[Records]
•••
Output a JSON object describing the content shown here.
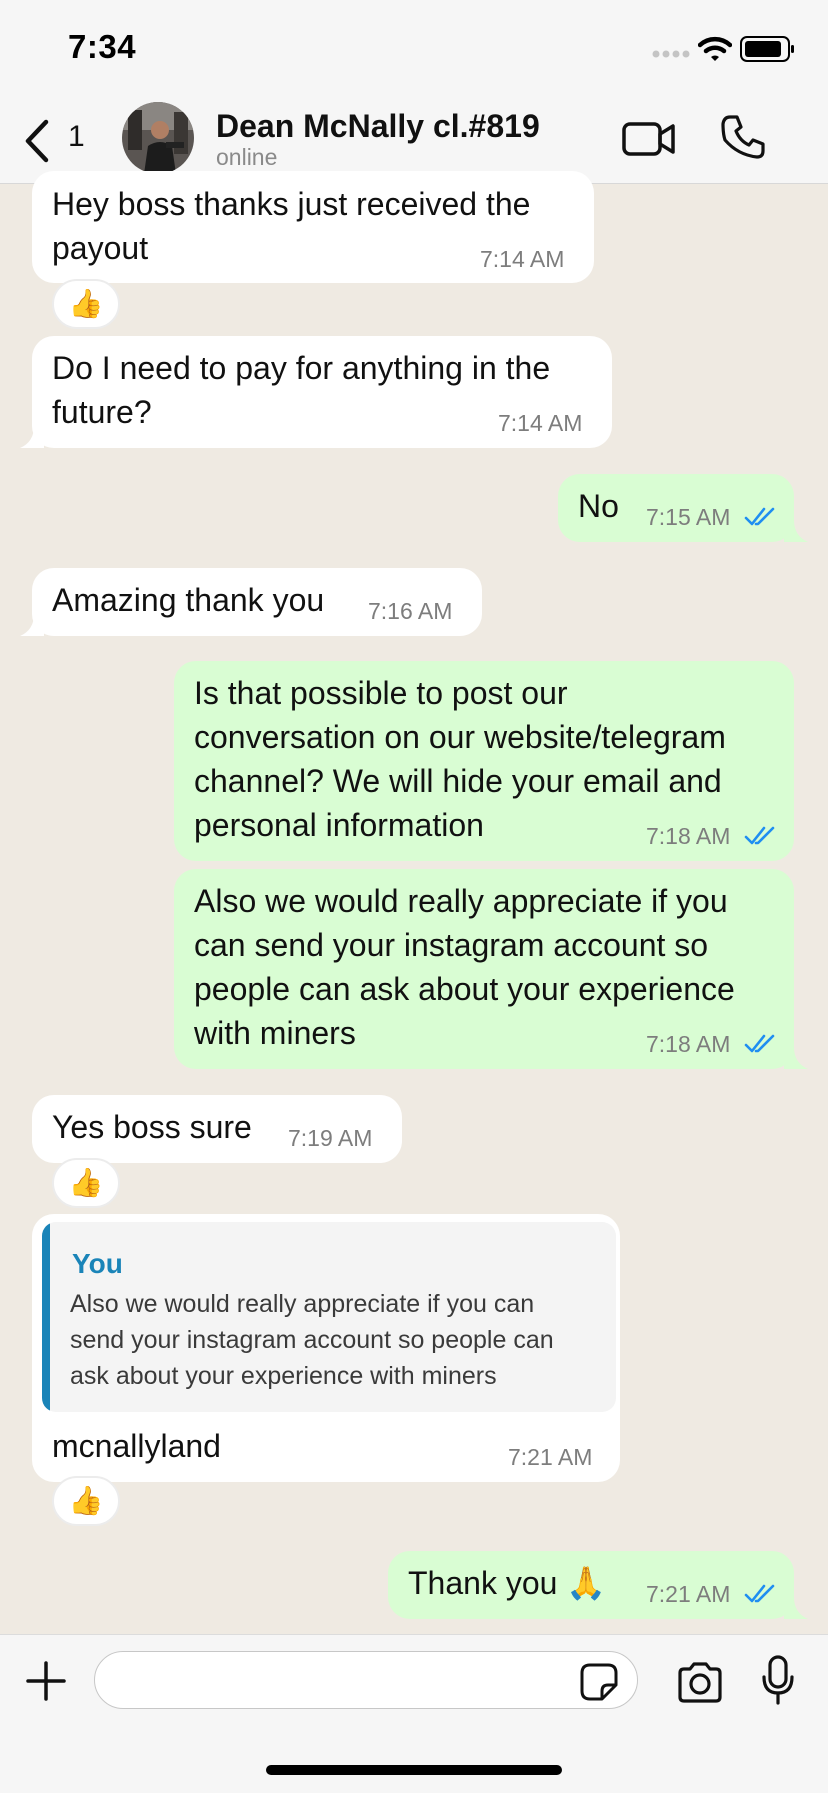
{
  "status_bar": {
    "time": "7:34"
  },
  "header": {
    "back_count": "1",
    "contact_name": "Dean McNally cl.#819",
    "contact_status": "online"
  },
  "messages": [
    {
      "dir": "in",
      "lines": [
        "Hey boss thanks just received the",
        "payout"
      ],
      "time": "7:14 AM",
      "reaction": "👍"
    },
    {
      "dir": "in",
      "lines": [
        "Do I need to pay for anything in the",
        "future?"
      ],
      "time": "7:14 AM"
    },
    {
      "dir": "out",
      "lines": [
        "No"
      ],
      "time": "7:15 AM",
      "status": "read"
    },
    {
      "dir": "in",
      "lines": [
        "Amazing thank you"
      ],
      "time": "7:16 AM"
    },
    {
      "dir": "out",
      "lines": [
        "Is that possible to post our",
        "conversation on our website/telegram",
        "channel? We will hide your email and",
        "personal information"
      ],
      "time": "7:18 AM",
      "status": "read"
    },
    {
      "dir": "out",
      "lines": [
        "Also we would really appreciate if you",
        "can send your instagram account so",
        "people can ask about your experience",
        "with miners"
      ],
      "time": "7:18 AM",
      "status": "read"
    },
    {
      "dir": "in",
      "lines": [
        "Yes boss sure"
      ],
      "time": "7:19 AM",
      "reaction": "👍"
    },
    {
      "dir": "in",
      "quote": {
        "author": "You",
        "lines": [
          "Also we would really appreciate if you can",
          "send your instagram account so people can",
          "ask about your experience with miners"
        ]
      },
      "lines": [
        "mcnallyland"
      ],
      "time": "7:21 AM",
      "reaction": "👍"
    },
    {
      "dir": "out",
      "lines": [
        "Thank you 🙏"
      ],
      "time": "7:21 AM",
      "status": "read"
    }
  ],
  "input": {
    "placeholder": ""
  },
  "colors": {
    "incoming": "#ffffff",
    "outgoing": "#d9fdd3",
    "read_tick": "#1f8ef1",
    "quote_accent": "#1a84b8"
  },
  "icons": [
    "chevron-left-icon",
    "video-camera-icon",
    "phone-icon",
    "plus-icon",
    "sticker-icon",
    "camera-icon",
    "microphone-icon",
    "wifi-icon",
    "battery-icon",
    "double-check-icon"
  ]
}
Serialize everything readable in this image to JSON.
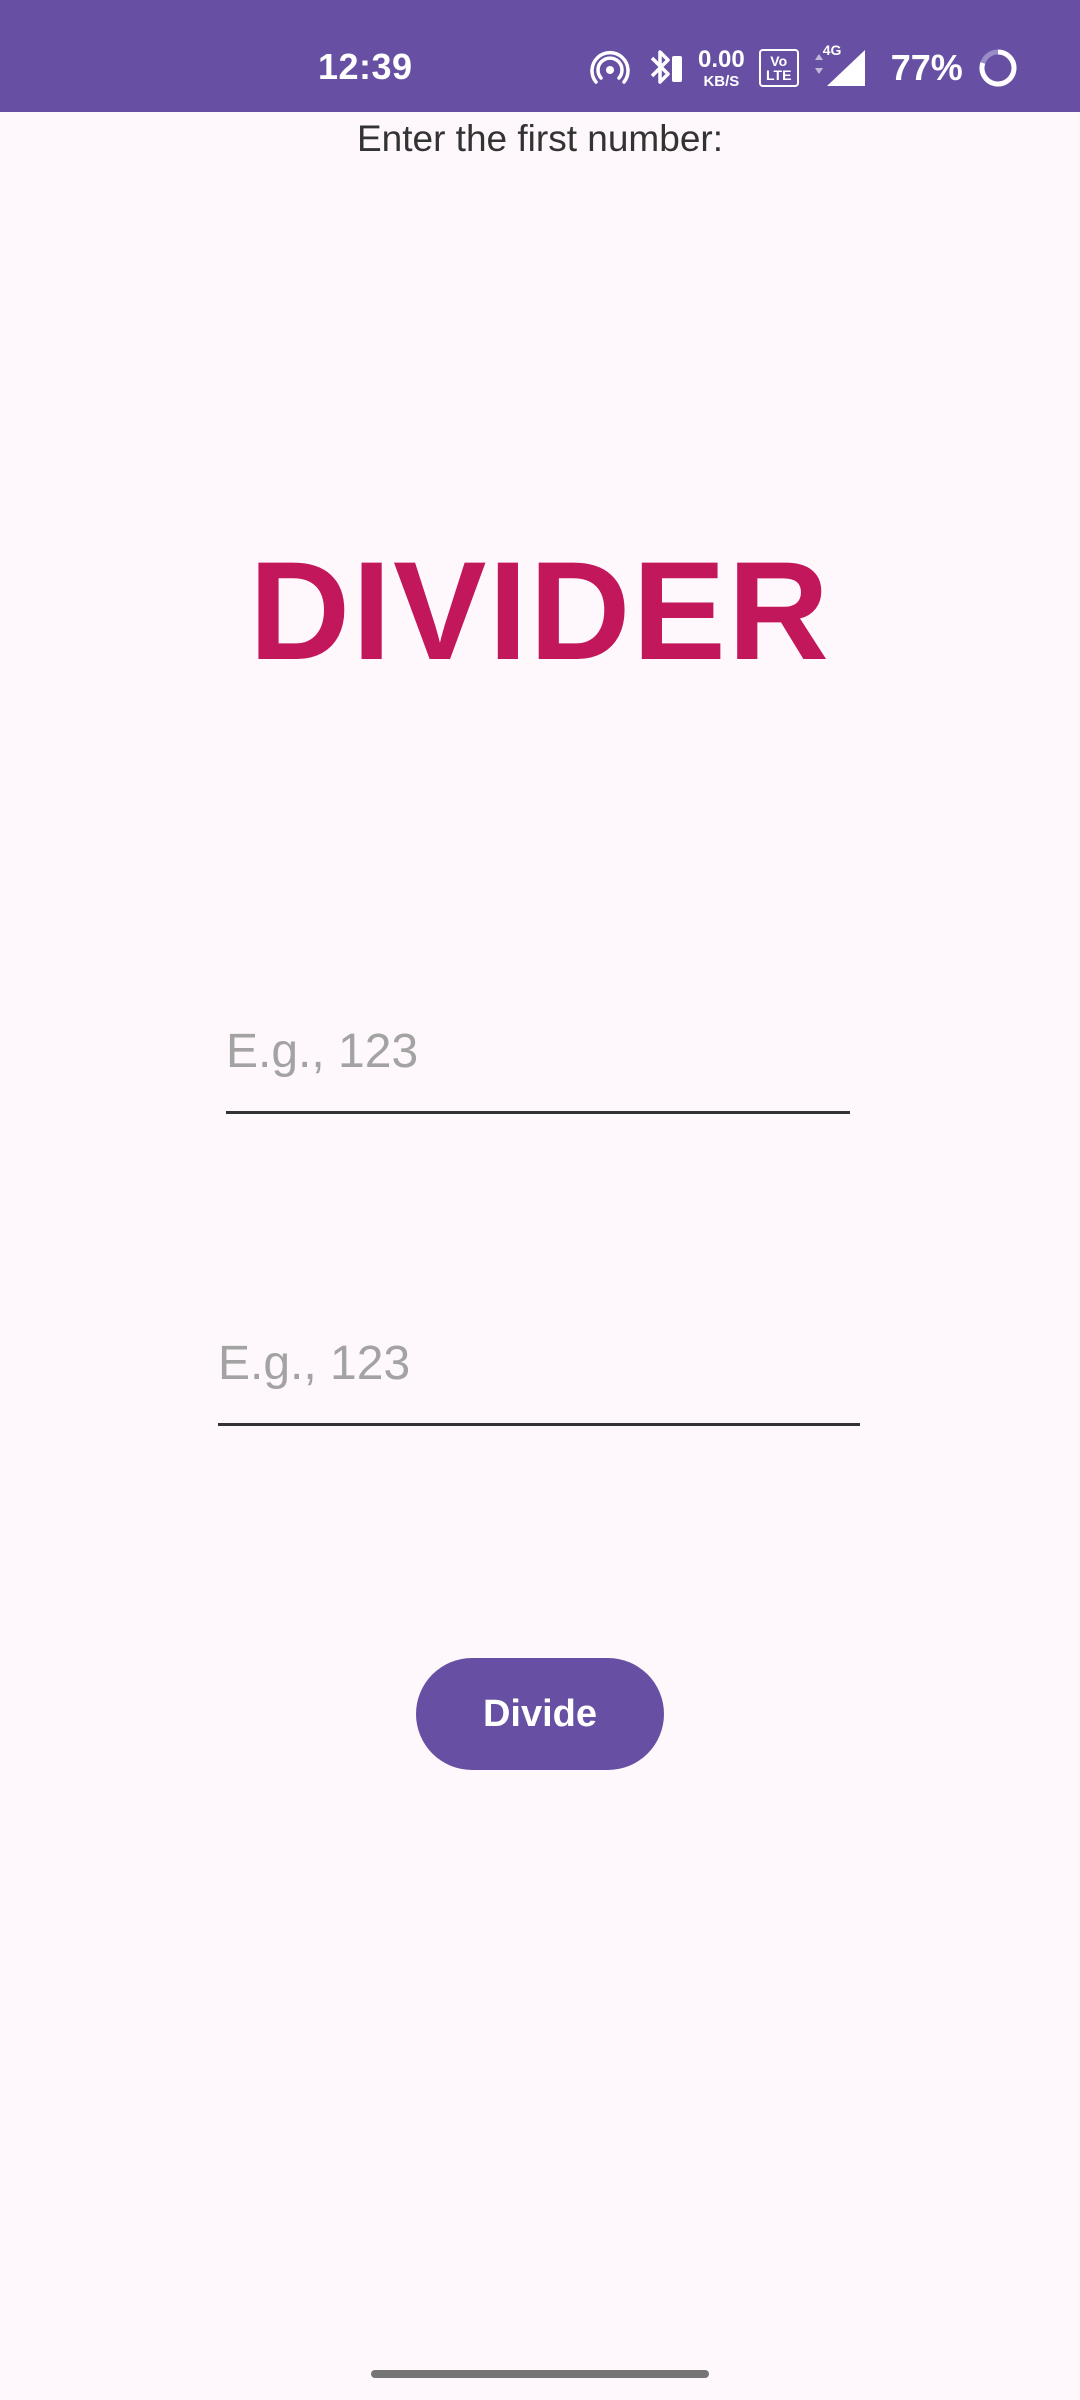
•••
Which lines hold the word "JSON"? Show each one.

Output a JSON object describing the content shown here.
Serialize everything readable in this image to JSON.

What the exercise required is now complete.